Gather up all lines that carry the word "cared".

[BEGIN]

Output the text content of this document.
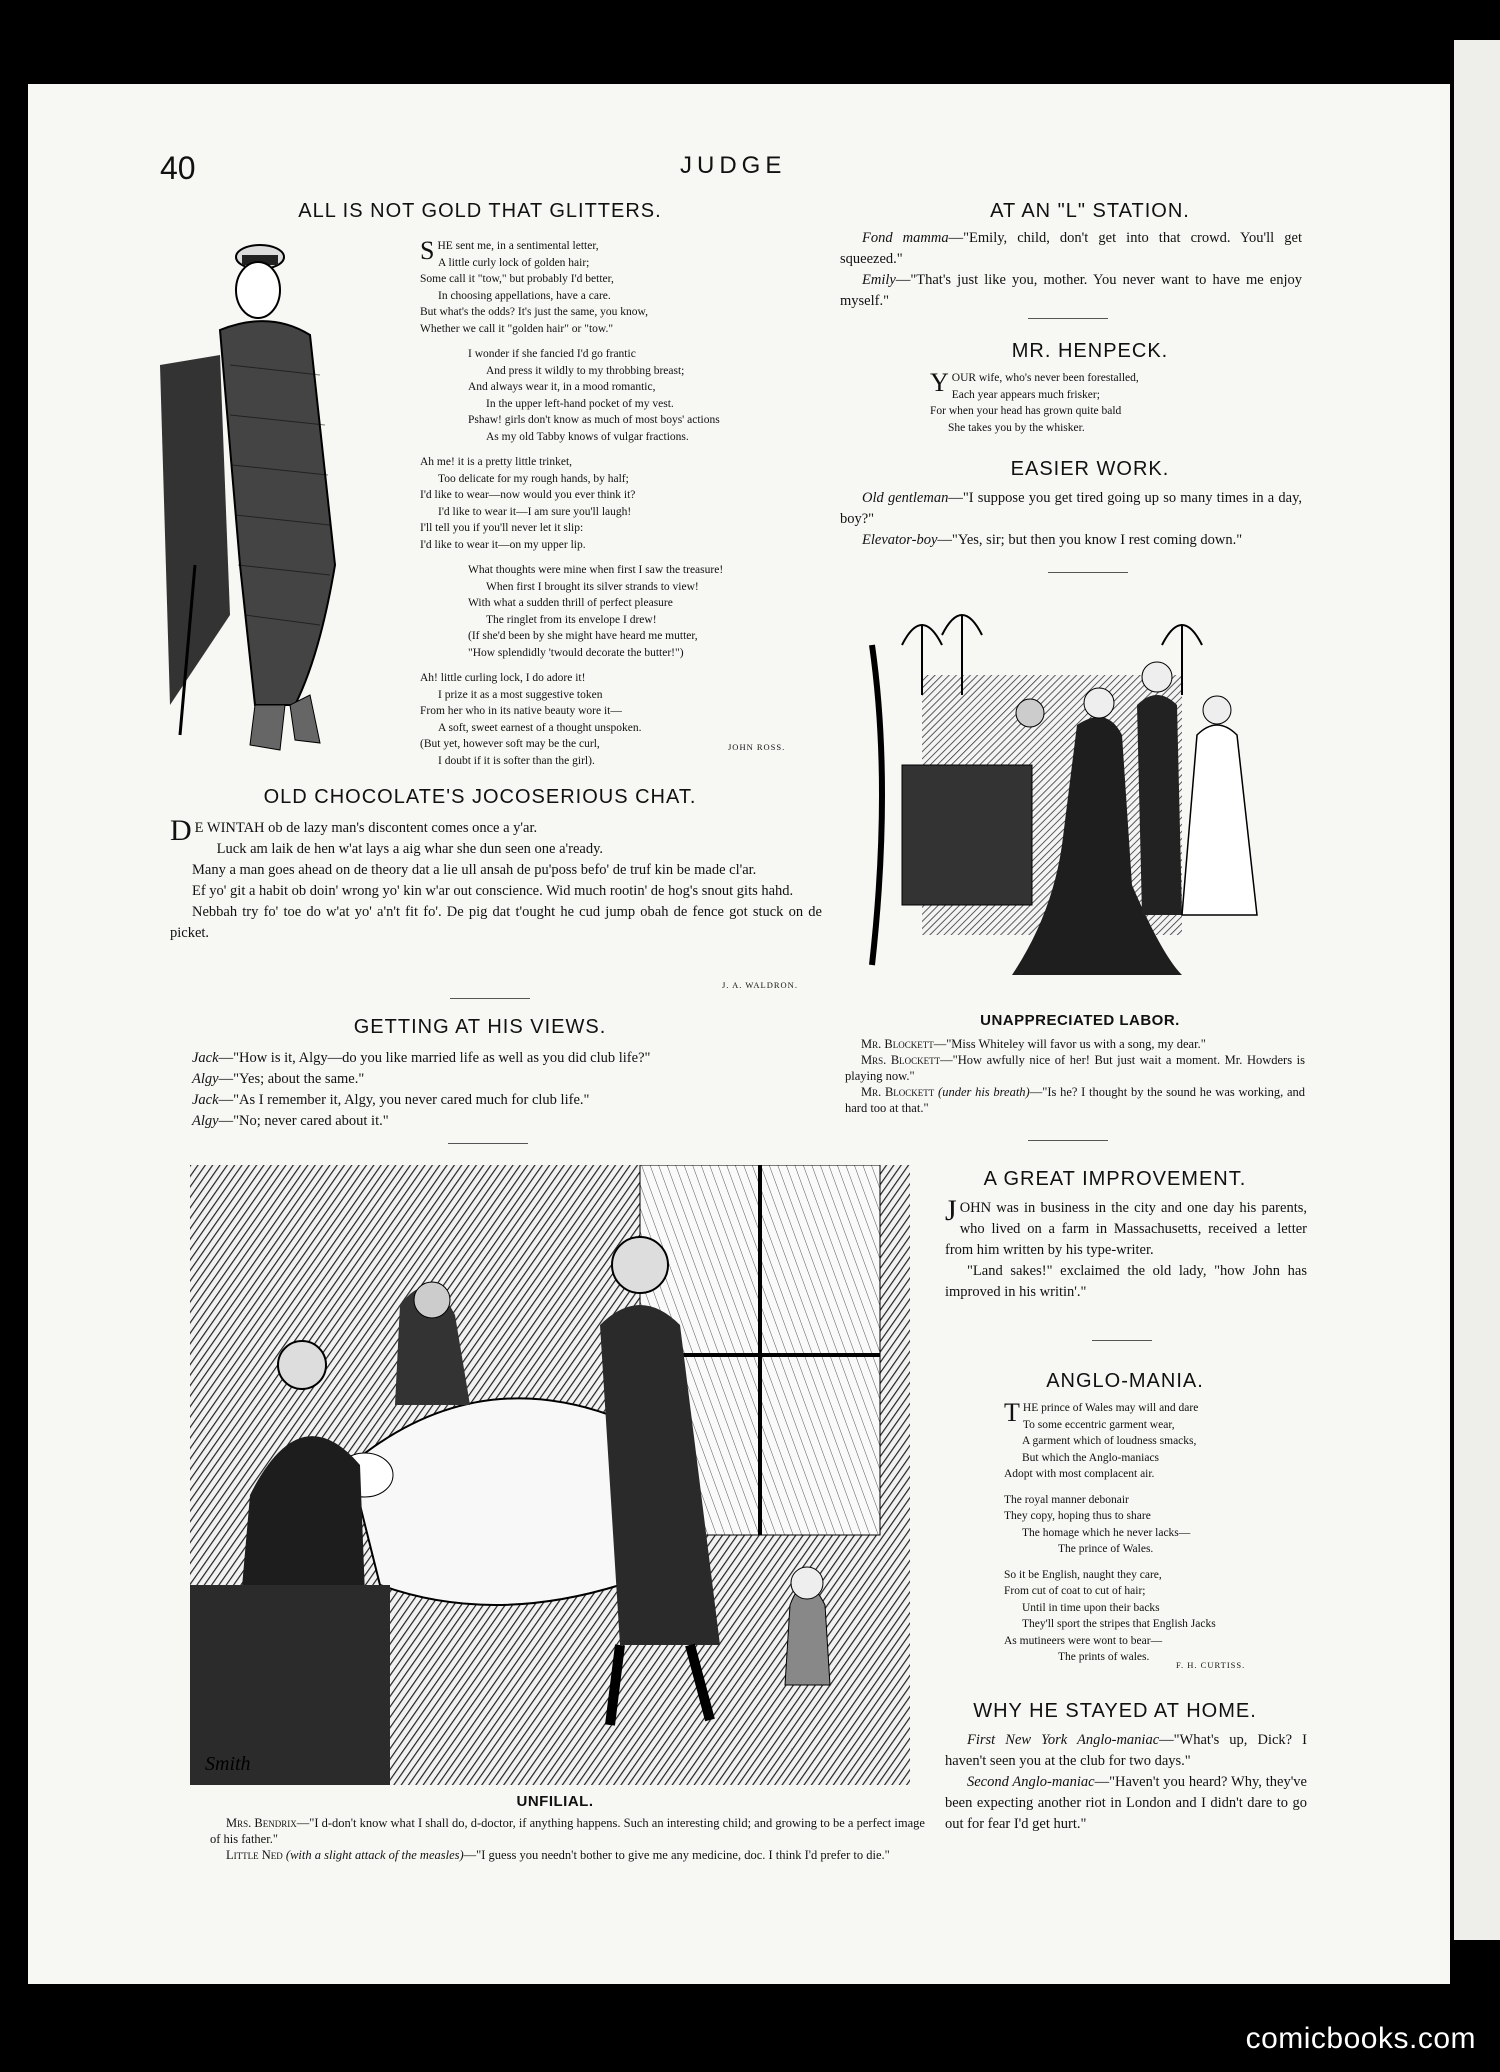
40	JUDGE
ALL IS NOT GOLD THAT GLITTERS.
SHE sent me, in a sentimental letter,
A little curly lock of golden hair;
Some call it "tow," but probably I'd better,
In choosing appellations, have a care.
But what's the odds? It's just the same, you know,
Whether we call it "golden hair" or "tow."
I wonder if she fancied I'd go frantic
And press it wildly to my throbbing breast;
And always wear it, in a mood romantic,
In the upper left-hand pocket of my vest.
Pshaw! girls don't know as much of most boys' actions
As my old Tabby knows of vulgar fractions.
Ah me! it is a pretty little trinket,
Too delicate for my rough hands, by half;
I'd like to wear—now would you ever think it?
I'd like to wear it—I am sure you'll laugh!
I'll tell you if you'll never let it slip:
I'd like to wear it—on my upper lip.
What thoughts were mine when first I saw the treasure!
When first I brought its silver strands to view!
With what a sudden thrill of perfect pleasure
The ringlet from its envelope I drew!
(If she'd been by she might have heard me mutter,
"How splendidly 'twould decorate the butter!")
Ah! little curling lock, I do adore it!
I prize it as a most suggestive token
From her who in its native beauty wore it—
A soft, sweet earnest of a thought unspoken.
(But yet, however soft may be the curl,
I doubt if it is softer than the girl).
JOHN ROSS.
OLD CHOCOLATE'S JOCOSERIOUS CHAT.

D E WINTAH ob de lazy man's discontent comes once a y'ar.

Luck am laik de hen w'at lays a aig whar she dun seen one a'ready.

Many a man goes ahead on de theory dat a lie ull ansah de pu'poss befo' de truf kin be made cl'ar.

Ef yo' git a habit ob doin' wrong yo' kin w'ar out conscience. Wid much rootin' de hog's snout gits hahd.

Nebbah try fo' toe do w'at yo' a'n't fit fo'. De pig dat t'ought he cud jump obah de fence got stuck on de picket.

J. A. WALDRON.
GETTING AT HIS VIEWS.

Jack—"How is it, Algy—do you like married life as well as you did club life?"

Algy—"Yes; about the same."

Jack—"As I remember it, Algy, you never cared much for club life."

Algy—"No; never cared about it."

Smith
UNFILIAL.

Mrs. Bendrix—"I d-don't know what I shall do, d-doctor, if anything happens. Such an interesting child; and growing to be a perfect image of his father."

Little Ned (with a slight attack of the measles)—"I guess you needn't bother to give me any medicine, doc. I think I'd prefer to die."

AT AN "L" STATION.

Fond mamma—"Emily, child, don't get into that crowd. You'll get squeezed."

Emily—"That's just like you, mother. You never want to have me enjoy myself."

MR. HENPECK.
YOUR wife, who's never been forestalled,
Each year appears much frisker;
For when your head has grown quite bald
She takes you by the whisker.
EASIER WORK.

Old gentleman—"I suppose you get tired going up so many times in a day, boy?"

Elevator-boy—"Yes, sir; but then you know I rest coming down."

UNAPPRECIATED LABOR.

Mr. Blockett—"Miss Whiteley will favor us with a song, my dear."

Mrs. Blockett—"How awfully nice of her! But just wait a moment. Mr. Howders is playing now."

Mr. Blockett (under his breath)—"Is he? I thought by the sound he was working, and hard too at that."

A GREAT IMPROVEMENT.

JOHN was in business in the city and one day his parents, who lived on a farm in Massachusetts, received a letter from him written by his type-writer.

"Land sakes!" exclaimed the old lady, "how John has improved in his writin'."

ANGLO-MANIA.
THE prince of Wales may will and dare
To some eccentric garment wear,
A garment which of loudness smacks,
But which the Anglo-maniacs
Adopt with most complacent air.
The royal manner debonair
They copy, hoping thus to share
The homage which he never lacks—
The prince of Wales.
So it be English, naught they care,
From cut of coat to cut of hair;
Until in time upon their backs
They'll sport the stripes that English Jacks
As mutineers were wont to bear—
The prints of wales.
F. H. CURTISS.
WHY HE STAYED AT HOME.

First New York Anglo-maniac—"What's up, Dick? I haven't seen you at the club for two days."

Second Anglo-maniac—"Haven't you heard? Why, they've been expecting another riot in London and I didn't dare to go out for fear I'd get hurt."

comicbooks.com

[END]

RESULT FOR THIS TASK
Jack—"As I remember it, Algy, you never cared much for club life."
Algy—"No; never cared about it."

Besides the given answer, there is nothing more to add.